Given text |

VeriSign launches free OpenID server

@ 2006/05/18
Most Internet users do not eat, sleep, and breathe authentication. Many don't know what "authentication" means. Some can't even spell the word. But everyone who has used the Internet for more than five minutes understands the feeling of overwhelming suckitude that descends when confronted by yet another web site that requires you to create an account in order to perform some trivial action (note to vendors: I don't have to supply a username, password, my address, an e-mail account, and my birthdate to buy a toaster at Target; why do you insist on making me do it online?).

What you need to do |
1) Transcribe the part of the VeriSign OpenID article that opens with the words containing "VeriSign launches free" and closes with "do it online?).".
2) Go on with the VeriSign OpenID article from the point where it stops.

Page segmentation data |
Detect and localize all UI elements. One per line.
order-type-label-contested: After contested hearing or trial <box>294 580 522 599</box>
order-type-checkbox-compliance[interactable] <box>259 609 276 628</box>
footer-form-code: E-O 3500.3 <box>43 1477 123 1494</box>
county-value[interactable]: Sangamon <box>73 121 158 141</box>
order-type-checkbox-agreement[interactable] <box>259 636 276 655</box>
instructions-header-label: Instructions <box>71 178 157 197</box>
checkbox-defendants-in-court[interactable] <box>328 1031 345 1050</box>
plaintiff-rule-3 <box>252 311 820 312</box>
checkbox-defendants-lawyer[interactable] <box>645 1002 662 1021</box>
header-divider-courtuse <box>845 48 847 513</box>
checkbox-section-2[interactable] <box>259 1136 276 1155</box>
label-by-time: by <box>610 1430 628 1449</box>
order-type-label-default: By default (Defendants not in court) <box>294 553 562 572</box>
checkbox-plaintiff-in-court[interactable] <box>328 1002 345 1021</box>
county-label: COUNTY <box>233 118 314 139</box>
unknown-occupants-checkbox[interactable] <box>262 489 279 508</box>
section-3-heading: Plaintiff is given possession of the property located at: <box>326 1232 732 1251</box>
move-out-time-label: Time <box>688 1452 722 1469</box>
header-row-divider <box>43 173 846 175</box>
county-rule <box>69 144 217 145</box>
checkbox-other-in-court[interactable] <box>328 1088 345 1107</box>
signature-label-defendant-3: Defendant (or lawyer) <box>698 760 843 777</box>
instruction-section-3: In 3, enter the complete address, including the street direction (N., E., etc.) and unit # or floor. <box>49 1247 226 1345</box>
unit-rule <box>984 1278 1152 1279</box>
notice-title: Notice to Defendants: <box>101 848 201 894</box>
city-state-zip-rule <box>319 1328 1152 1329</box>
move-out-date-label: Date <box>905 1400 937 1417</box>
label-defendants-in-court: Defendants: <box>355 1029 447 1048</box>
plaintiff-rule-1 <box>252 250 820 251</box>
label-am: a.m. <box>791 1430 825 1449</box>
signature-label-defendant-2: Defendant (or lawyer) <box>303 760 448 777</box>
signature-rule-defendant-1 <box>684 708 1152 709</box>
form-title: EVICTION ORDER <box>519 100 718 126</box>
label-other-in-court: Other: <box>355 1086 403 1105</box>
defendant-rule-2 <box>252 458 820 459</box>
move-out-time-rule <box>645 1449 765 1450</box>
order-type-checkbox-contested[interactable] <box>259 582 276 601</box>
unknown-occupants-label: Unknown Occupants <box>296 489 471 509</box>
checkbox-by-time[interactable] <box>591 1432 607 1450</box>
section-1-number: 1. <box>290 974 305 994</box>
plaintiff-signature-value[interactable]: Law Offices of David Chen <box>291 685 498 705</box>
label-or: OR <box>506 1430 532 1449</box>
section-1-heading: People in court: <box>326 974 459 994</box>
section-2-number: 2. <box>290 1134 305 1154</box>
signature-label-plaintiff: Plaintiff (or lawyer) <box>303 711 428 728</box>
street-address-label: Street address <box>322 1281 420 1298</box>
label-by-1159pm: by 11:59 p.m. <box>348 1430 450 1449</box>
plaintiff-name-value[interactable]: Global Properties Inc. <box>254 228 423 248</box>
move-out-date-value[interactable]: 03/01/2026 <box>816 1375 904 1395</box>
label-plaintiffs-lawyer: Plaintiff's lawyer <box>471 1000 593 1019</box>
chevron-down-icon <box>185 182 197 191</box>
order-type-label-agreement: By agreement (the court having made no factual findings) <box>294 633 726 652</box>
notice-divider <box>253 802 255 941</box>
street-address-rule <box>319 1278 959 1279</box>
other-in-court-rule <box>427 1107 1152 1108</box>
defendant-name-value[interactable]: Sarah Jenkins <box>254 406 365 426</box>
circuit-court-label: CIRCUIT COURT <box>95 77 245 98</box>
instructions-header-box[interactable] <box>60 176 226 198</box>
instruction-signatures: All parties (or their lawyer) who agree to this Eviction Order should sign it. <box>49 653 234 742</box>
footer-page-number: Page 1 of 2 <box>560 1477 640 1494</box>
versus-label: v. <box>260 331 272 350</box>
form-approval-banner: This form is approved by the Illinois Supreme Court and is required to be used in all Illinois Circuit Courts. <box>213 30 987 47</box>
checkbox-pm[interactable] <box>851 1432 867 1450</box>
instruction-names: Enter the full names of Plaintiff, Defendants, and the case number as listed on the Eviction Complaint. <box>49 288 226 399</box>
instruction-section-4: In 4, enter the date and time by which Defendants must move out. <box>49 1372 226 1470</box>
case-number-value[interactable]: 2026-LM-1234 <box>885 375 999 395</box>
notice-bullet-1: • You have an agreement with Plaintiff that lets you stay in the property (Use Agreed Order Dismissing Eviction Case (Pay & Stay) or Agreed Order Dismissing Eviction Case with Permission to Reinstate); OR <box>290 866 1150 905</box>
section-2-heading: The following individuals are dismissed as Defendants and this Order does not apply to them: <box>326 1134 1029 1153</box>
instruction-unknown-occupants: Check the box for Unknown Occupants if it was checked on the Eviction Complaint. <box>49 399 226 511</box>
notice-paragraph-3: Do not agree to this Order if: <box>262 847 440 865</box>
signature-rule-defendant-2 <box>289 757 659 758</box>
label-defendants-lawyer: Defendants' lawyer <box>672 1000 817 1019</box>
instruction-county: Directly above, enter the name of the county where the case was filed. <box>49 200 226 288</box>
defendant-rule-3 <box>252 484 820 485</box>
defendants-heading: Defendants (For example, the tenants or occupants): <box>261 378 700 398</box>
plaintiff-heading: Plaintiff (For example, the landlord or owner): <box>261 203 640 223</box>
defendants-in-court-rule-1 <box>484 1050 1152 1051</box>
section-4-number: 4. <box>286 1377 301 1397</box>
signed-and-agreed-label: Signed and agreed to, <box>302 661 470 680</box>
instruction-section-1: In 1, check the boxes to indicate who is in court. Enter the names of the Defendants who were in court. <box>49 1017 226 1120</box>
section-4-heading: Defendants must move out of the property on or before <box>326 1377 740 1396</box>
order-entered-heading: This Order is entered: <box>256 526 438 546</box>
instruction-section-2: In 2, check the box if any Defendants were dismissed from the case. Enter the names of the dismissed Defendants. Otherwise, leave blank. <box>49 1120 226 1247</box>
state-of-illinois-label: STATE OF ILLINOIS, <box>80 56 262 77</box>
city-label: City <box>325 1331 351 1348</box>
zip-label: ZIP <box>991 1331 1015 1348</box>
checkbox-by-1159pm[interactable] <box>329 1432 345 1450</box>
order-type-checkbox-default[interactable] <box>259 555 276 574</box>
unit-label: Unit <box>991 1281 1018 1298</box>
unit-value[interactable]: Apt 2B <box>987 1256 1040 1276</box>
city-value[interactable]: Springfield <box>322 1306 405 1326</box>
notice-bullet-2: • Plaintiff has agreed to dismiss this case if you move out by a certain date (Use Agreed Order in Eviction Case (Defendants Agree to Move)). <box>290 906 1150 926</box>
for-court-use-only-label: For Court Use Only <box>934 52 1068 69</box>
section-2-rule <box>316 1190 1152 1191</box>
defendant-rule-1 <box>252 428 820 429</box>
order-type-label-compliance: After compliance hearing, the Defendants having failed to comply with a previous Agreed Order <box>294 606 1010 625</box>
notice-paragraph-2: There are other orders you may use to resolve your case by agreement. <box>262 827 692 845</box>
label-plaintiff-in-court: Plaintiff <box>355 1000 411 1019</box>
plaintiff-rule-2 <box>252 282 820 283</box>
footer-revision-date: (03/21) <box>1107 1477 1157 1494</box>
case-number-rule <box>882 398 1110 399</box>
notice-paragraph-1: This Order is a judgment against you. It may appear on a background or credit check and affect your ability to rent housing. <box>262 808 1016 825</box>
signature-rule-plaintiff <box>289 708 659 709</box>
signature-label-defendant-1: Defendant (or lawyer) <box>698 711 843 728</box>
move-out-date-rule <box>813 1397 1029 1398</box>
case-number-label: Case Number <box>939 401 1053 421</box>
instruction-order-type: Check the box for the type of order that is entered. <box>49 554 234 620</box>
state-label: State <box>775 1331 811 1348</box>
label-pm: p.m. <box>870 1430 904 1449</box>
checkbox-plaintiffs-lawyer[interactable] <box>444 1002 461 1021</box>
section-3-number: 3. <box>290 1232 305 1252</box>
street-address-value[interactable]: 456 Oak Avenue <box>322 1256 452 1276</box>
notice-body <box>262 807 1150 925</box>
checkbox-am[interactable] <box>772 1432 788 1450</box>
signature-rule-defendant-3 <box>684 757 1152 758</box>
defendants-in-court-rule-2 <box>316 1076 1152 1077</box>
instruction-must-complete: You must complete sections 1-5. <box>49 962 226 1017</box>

Solved tasks |
1)
VeriSign launches free OpenID server

@ 2006/05/18
Most Internet users do not eat, sleep, and breathe authentication. Many don't know what "authentication" means. Some can't even spell the word. But everyone who has used the Internet for more than five minutes understands the feeling of overwhelming suckitude that descends when confronted by yet another web site that requires you to create an account in order to perform some trivial action (note to vendors: I don't have to supply a username, password, my address, an e-mail account, and my birthdate to buy a toaster at Target; why do you insist on making me do it online?).

2)
Rather than create a new account at each blog you visit, for instance, OpenID allows you to generate a unique URL that functions as your identity. You simply enter the URL, and the site communicates behind the scenes with your OpenID server to authenticate that you do, in fact, own that URL. The program is thus quite limited, but the limits may actually be a strength. Past efforts at creating a robust single sign-on (such as Microsoft's Passport) have largely failed to live up to the hype, in part because few people want to entrust senstive information like credit card numbers to third parties like Microsoft. VeriSign's endorsement of OpenID suggests that companies now want to start with smaller, more manageable tasks first, things with less at stake. OpenID is also a completely decentralized system with many different registrars, a move designed to alleviate fears about one company collecting too much personal information.